What you have to do
Locate the lines of the listing below that hold "right", then copy each of them.

Material provided
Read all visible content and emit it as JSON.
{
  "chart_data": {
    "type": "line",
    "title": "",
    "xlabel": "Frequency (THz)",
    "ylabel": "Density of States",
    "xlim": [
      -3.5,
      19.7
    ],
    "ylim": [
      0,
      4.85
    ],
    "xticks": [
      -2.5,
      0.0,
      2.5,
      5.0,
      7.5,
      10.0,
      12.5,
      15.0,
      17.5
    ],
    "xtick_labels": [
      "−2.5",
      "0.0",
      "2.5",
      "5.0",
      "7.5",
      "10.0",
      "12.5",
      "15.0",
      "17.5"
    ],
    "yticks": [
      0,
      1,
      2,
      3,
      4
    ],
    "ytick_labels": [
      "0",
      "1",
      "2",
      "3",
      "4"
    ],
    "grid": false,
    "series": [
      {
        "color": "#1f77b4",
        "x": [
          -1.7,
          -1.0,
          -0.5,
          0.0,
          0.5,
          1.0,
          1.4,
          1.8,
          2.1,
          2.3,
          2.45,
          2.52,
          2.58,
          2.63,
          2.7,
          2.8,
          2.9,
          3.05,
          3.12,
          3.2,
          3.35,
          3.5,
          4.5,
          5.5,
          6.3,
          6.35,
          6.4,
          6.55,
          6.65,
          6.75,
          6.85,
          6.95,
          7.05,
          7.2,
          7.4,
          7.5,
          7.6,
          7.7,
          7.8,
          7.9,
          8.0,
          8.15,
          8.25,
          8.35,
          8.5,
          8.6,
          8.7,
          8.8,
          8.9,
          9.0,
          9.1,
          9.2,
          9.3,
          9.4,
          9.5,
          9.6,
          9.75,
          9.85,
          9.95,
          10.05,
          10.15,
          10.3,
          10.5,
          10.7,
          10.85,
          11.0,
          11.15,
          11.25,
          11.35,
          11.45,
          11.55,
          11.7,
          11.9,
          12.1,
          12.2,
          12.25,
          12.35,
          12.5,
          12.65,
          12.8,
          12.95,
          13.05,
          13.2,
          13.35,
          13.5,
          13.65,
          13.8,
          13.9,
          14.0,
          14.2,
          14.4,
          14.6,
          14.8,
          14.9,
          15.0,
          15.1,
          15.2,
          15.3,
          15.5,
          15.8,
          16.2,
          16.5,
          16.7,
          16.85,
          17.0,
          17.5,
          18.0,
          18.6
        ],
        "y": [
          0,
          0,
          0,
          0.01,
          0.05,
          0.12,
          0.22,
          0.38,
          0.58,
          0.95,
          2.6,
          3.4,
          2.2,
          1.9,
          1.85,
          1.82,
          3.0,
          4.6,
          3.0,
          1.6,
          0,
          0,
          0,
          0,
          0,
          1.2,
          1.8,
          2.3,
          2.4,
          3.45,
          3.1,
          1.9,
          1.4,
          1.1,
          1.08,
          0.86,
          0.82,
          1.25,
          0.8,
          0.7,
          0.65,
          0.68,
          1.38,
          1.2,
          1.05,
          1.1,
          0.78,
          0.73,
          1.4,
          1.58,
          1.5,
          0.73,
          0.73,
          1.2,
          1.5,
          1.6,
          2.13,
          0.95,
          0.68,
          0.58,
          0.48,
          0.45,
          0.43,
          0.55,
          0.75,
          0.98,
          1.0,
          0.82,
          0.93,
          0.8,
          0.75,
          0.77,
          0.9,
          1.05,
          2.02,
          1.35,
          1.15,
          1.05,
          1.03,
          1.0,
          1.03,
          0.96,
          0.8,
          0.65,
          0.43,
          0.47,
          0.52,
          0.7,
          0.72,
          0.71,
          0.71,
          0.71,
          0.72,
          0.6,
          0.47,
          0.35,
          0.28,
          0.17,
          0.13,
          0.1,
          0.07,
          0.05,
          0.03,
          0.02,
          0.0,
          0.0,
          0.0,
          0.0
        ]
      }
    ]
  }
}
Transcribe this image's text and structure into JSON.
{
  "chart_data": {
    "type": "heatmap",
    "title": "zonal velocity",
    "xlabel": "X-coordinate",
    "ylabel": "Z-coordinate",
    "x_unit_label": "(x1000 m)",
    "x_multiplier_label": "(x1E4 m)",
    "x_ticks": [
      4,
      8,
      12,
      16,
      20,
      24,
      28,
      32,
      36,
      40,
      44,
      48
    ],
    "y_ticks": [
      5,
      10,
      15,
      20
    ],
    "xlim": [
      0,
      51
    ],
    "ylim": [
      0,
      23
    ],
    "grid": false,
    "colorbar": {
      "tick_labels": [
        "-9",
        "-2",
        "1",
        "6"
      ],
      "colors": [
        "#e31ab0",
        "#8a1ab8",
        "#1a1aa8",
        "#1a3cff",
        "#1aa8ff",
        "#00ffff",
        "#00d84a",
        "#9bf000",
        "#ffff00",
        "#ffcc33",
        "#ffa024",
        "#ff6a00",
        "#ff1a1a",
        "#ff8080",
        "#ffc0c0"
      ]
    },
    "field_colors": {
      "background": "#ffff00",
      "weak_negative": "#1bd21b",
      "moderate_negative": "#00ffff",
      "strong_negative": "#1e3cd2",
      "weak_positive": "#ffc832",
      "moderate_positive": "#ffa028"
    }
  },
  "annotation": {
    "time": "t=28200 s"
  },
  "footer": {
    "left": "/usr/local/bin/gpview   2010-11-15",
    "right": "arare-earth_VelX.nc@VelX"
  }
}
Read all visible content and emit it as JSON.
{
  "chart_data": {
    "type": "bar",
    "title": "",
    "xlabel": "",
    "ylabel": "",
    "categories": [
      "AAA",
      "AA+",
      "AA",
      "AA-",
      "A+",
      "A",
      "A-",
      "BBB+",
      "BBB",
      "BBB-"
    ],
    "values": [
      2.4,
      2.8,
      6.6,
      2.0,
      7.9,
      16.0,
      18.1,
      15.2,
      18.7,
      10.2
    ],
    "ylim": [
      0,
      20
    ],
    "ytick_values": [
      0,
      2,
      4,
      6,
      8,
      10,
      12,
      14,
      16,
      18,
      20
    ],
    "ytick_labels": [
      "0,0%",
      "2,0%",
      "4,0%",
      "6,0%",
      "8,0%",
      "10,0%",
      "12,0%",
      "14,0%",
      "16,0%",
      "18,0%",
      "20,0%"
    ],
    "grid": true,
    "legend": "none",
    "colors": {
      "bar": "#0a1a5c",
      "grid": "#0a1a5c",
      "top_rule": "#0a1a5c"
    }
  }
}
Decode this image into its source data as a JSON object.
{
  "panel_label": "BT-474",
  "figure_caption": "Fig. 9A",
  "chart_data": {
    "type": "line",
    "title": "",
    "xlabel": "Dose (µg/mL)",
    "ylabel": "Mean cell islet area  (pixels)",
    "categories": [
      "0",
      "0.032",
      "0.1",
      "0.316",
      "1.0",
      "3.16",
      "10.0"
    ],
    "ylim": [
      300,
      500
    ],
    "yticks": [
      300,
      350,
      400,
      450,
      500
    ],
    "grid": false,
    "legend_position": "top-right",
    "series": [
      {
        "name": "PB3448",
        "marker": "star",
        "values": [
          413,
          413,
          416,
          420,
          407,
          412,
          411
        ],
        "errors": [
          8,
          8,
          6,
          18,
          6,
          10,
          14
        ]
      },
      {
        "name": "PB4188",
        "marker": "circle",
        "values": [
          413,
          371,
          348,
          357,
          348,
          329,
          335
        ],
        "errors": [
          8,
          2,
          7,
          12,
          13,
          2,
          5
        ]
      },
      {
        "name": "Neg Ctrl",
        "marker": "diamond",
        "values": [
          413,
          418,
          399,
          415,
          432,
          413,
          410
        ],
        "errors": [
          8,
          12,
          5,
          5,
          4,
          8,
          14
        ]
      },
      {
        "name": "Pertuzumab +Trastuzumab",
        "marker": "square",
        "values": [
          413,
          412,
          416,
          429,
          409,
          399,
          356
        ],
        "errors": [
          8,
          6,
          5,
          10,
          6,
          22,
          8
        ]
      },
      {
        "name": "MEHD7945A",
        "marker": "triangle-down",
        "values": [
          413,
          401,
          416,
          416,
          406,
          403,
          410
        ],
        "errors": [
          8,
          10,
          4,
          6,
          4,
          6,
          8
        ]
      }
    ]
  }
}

Solution for this exercise
    "right": "arare-earth_VelX.nc@VelX"
    "legend_position": "top-right",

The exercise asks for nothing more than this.